◆ EXTRACTED INFORMATION:
______
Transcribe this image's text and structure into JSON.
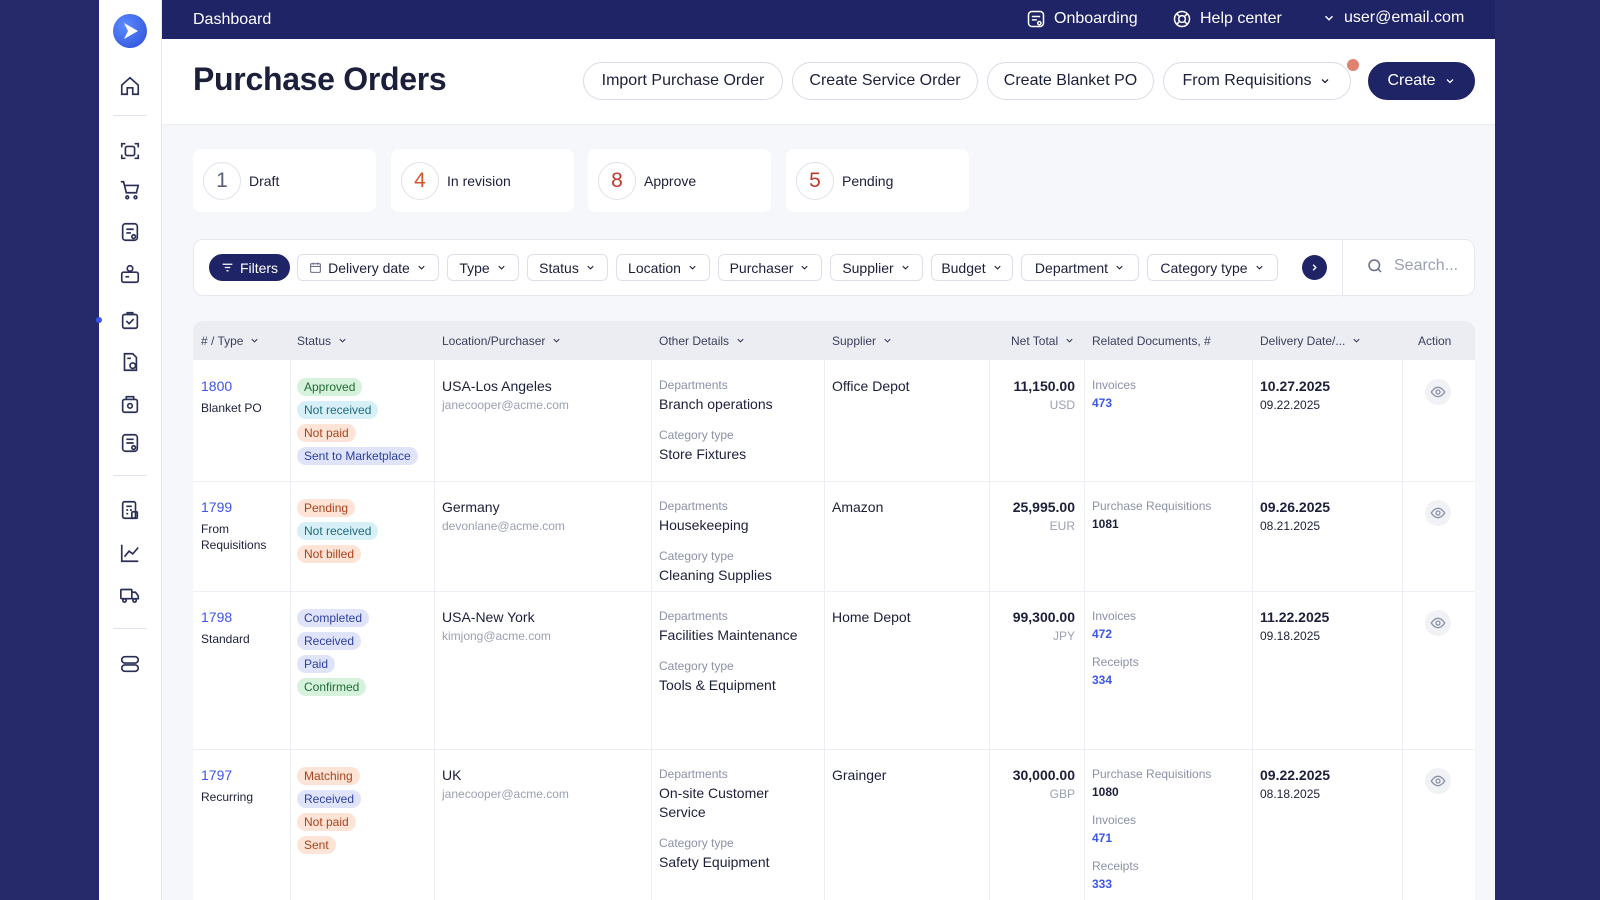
{
  "topbar": {
    "breadcrumb": "Dashboard",
    "onboarding": "Onboarding",
    "help_center": "Help center",
    "user": "user@email.com"
  },
  "header": {
    "title": "Purchase Orders",
    "import_po": "Import Purchase Order",
    "create_service": "Create Service Order",
    "create_blanket": "Create Blanket PO",
    "from_requisitions": "From Requisitions",
    "create": "Create"
  },
  "summary": [
    {
      "count": "1",
      "label": "Draft",
      "color": "#5a5f78"
    },
    {
      "count": "4",
      "label": "In revision",
      "color": "#d2542d"
    },
    {
      "count": "8",
      "label": "Approve",
      "color": "#c0392b"
    },
    {
      "count": "5",
      "label": "Pending",
      "color": "#c0392b"
    }
  ],
  "filters": {
    "filters_btn": "Filters",
    "delivery_date": "Delivery date",
    "type": "Type",
    "status": "Status",
    "location": "Location",
    "purchaser": "Purchaser",
    "supplier": "Supplier",
    "budget": "Budget",
    "department": "Department",
    "category_type": "Category type",
    "search_placeholder": "Search..."
  },
  "columns": {
    "type": "# / Type",
    "status": "Status",
    "location": "Location/Purchaser",
    "details": "Other Details",
    "supplier": "Supplier",
    "net_total": "Net Total",
    "related": "Related Documents, #",
    "delivery": "Delivery Date/...",
    "action": "Action"
  },
  "badge_colors": {
    "green": "#d7f2dc",
    "blue": "#dfe4fb",
    "cyan": "#d7f0f7",
    "orange": "#fde4d6"
  },
  "rows": [
    {
      "number": "1800",
      "type": "Blanket PO",
      "statuses": [
        {
          "label": "Approved",
          "tone": "green"
        },
        {
          "label": "Not received",
          "tone": "cyan"
        },
        {
          "label": "Not paid",
          "tone": "orange"
        },
        {
          "label": "Sent to Marketplace",
          "tone": "blue"
        }
      ],
      "location": "USA-Los Angeles",
      "email": "janecooper@acme.com",
      "dept_label": "Departments",
      "department": "Branch operations",
      "cat_label": "Category type",
      "category": "Store Fixtures",
      "supplier": "Office Depot",
      "amount": "11,150.00",
      "currency": "USD",
      "docs": [
        {
          "label": "Invoices",
          "value": "473",
          "link": true
        }
      ],
      "delivery": "10.27.2025",
      "created": "09.22.2025"
    },
    {
      "number": "1799",
      "type": "From Requisitions",
      "statuses": [
        {
          "label": "Pending",
          "tone": "orange"
        },
        {
          "label": "Not received",
          "tone": "cyan"
        },
        {
          "label": "Not billed",
          "tone": "orange"
        }
      ],
      "location": "Germany",
      "email": "devonlane@acme.com",
      "dept_label": "Departments",
      "department": "Housekeeping",
      "cat_label": "Category type",
      "category": "Cleaning Supplies",
      "supplier": "Amazon",
      "amount": "25,995.00",
      "currency": "EUR",
      "docs": [
        {
          "label": "Purchase Requisitions",
          "value": "1081",
          "link": false
        }
      ],
      "delivery": "09.26.2025",
      "created": "08.21.2025"
    },
    {
      "number": "1798",
      "type": "Standard",
      "statuses": [
        {
          "label": "Completed",
          "tone": "blue"
        },
        {
          "label": "Received",
          "tone": "blue"
        },
        {
          "label": "Paid",
          "tone": "blue"
        },
        {
          "label": "Confirmed",
          "tone": "green"
        }
      ],
      "location": "USA-New York",
      "email": "kimjong@acme.com",
      "dept_label": "Departments",
      "department": "Facilities Maintenance",
      "cat_label": "Category type",
      "category": "Tools & Equipment",
      "supplier": "Home Depot",
      "amount": "99,300.00",
      "currency": "JPY",
      "docs": [
        {
          "label": "Invoices",
          "value": "472",
          "link": true
        },
        {
          "label": "Receipts",
          "value": "334",
          "link": true
        }
      ],
      "delivery": "11.22.2025",
      "created": "09.18.2025"
    },
    {
      "number": "1797",
      "type": "Recurring",
      "statuses": [
        {
          "label": "Matching",
          "tone": "orange"
        },
        {
          "label": "Received",
          "tone": "blue"
        },
        {
          "label": "Not paid",
          "tone": "orange"
        },
        {
          "label": "Sent",
          "tone": "orange"
        }
      ],
      "location": "UK",
      "email": "janecooper@acme.com",
      "dept_label": "Departments",
      "department": "On-site Customer Service",
      "cat_label": "Category type",
      "category": "Safety Equipment",
      "supplier": "Grainger",
      "amount": "30,000.00",
      "currency": "GBP",
      "docs": [
        {
          "label": "Purchase Requisitions",
          "value": "1080",
          "link": false
        },
        {
          "label": "Invoices",
          "value": "471",
          "link": true
        },
        {
          "label": "Receipts",
          "value": "333",
          "link": true
        }
      ],
      "delivery": "09.22.2025",
      "created": "08.18.2025"
    }
  ]
}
______
◆ EXERCISE AIM: Every line of the material is to be quoted exactly, with no pictures carried over.

◆ WRITTEN REPLY:
Transcribe this image's text and structure into JSON.
{
  "topbar": {
    "breadcrumb": "Dashboard",
    "onboarding": "Onboarding",
    "help_center": "Help center",
    "user": "user@email.com"
  },
  "header": {
    "title": "Purchase Orders",
    "import_po": "Import Purchase Order",
    "create_service": "Create Service Order",
    "create_blanket": "Create Blanket PO",
    "from_requisitions": "From Requisitions",
    "create": "Create"
  },
  "summary": [
    {
      "count": "1",
      "label": "Draft",
      "color": "#5a5f78"
    },
    {
      "count": "4",
      "label": "In revision",
      "color": "#d2542d"
    },
    {
      "count": "8",
      "label": "Approve",
      "color": "#c0392b"
    },
    {
      "count": "5",
      "label": "Pending",
      "color": "#c0392b"
    }
  ],
  "filters": {
    "filters_btn": "Filters",
    "delivery_date": "Delivery date",
    "type": "Type",
    "status": "Status",
    "location": "Location",
    "purchaser": "Purchaser",
    "supplier": "Supplier",
    "budget": "Budget",
    "department": "Department",
    "category_type": "Category type",
    "search_placeholder": "Search..."
  },
  "columns": {
    "type": "# / Type",
    "status": "Status",
    "location": "Location/Purchaser",
    "details": "Other Details",
    "supplier": "Supplier",
    "net_total": "Net Total",
    "related": "Related Documents, #",
    "delivery": "Delivery Date/...",
    "action": "Action"
  },
  "badge_colors": {
    "green": "#d7f2dc",
    "blue": "#dfe4fb",
    "cyan": "#d7f0f7",
    "orange": "#fde4d6"
  },
  "rows": [
    {
      "number": "1800",
      "type": "Blanket PO",
      "statuses": [
        {
          "label": "Approved",
          "tone": "green"
        },
        {
          "label": "Not received",
          "tone": "cyan"
        },
        {
          "label": "Not paid",
          "tone": "orange"
        },
        {
          "label": "Sent to Marketplace",
          "tone": "blue"
        }
      ],
      "location": "USA-Los Angeles",
      "email": "janecooper@acme.com",
      "dept_label": "Departments",
      "department": "Branch operations",
      "cat_label": "Category type",
      "category": "Store Fixtures",
      "supplier": "Office Depot",
      "amount": "11,150.00",
      "currency": "USD",
      "docs": [
        {
          "label": "Invoices",
          "value": "473",
          "link": true
        }
      ],
      "delivery": "10.27.2025",
      "created": "09.22.2025"
    },
    {
      "number": "1799",
      "type": "From Requisitions",
      "statuses": [
        {
          "label": "Pending",
          "tone": "orange"
        },
        {
          "label": "Not received",
          "tone": "cyan"
        },
        {
          "label": "Not billed",
          "tone": "orange"
        }
      ],
      "location": "Germany",
      "email": "devonlane@acme.com",
      "dept_label": "Departments",
      "department": "Housekeeping",
      "cat_label": "Category type",
      "category": "Cleaning Supplies",
      "supplier": "Amazon",
      "amount": "25,995.00",
      "currency": "EUR",
      "docs": [
        {
          "label": "Purchase Requisitions",
          "value": "1081",
          "link": false
        }
      ],
      "delivery": "09.26.2025",
      "created": "08.21.2025"
    },
    {
      "number": "1798",
      "type": "Standard",
      "statuses": [
        {
          "label": "Completed",
          "tone": "blue"
        },
        {
          "label": "Received",
          "tone": "blue"
        },
        {
          "label": "Paid",
          "tone": "blue"
        },
        {
          "label": "Confirmed",
          "tone": "green"
        }
      ],
      "location": "USA-New York",
      "email": "kimjong@acme.com",
      "dept_label": "Departments",
      "department": "Facilities Maintenance",
      "cat_label": "Category type",
      "category": "Tools & Equipment",
      "supplier": "Home Depot",
      "amount": "99,300.00",
      "currency": "JPY",
      "docs": [
        {
          "label": "Invoices",
          "value": "472",
          "link": true
        },
        {
          "label": "Receipts",
          "value": "334",
          "link": true
        }
      ],
      "delivery": "11.22.2025",
      "created": "09.18.2025"
    },
    {
      "number": "1797",
      "type": "Recurring",
      "statuses": [
        {
          "label": "Matching",
          "tone": "orange"
        },
        {
          "label": "Received",
          "tone": "blue"
        },
        {
          "label": "Not paid",
          "tone": "orange"
        },
        {
          "label": "Sent",
          "tone": "orange"
        }
      ],
      "location": "UK",
      "email": "janecooper@acme.com",
      "dept_label": "Departments",
      "department": "On-site Customer Service",
      "cat_label": "Category type",
      "category": "Safety Equipment",
      "supplier": "Grainger",
      "amount": "30,000.00",
      "currency": "GBP",
      "docs": [
        {
          "label": "Purchase Requisitions",
          "value": "1080",
          "link": false
        },
        {
          "label": "Invoices",
          "value": "471",
          "link": true
        },
        {
          "label": "Receipts",
          "value": "333",
          "link": true
        }
      ],
      "delivery": "09.22.2025",
      "created": "08.18.2025"
    }
  ]
}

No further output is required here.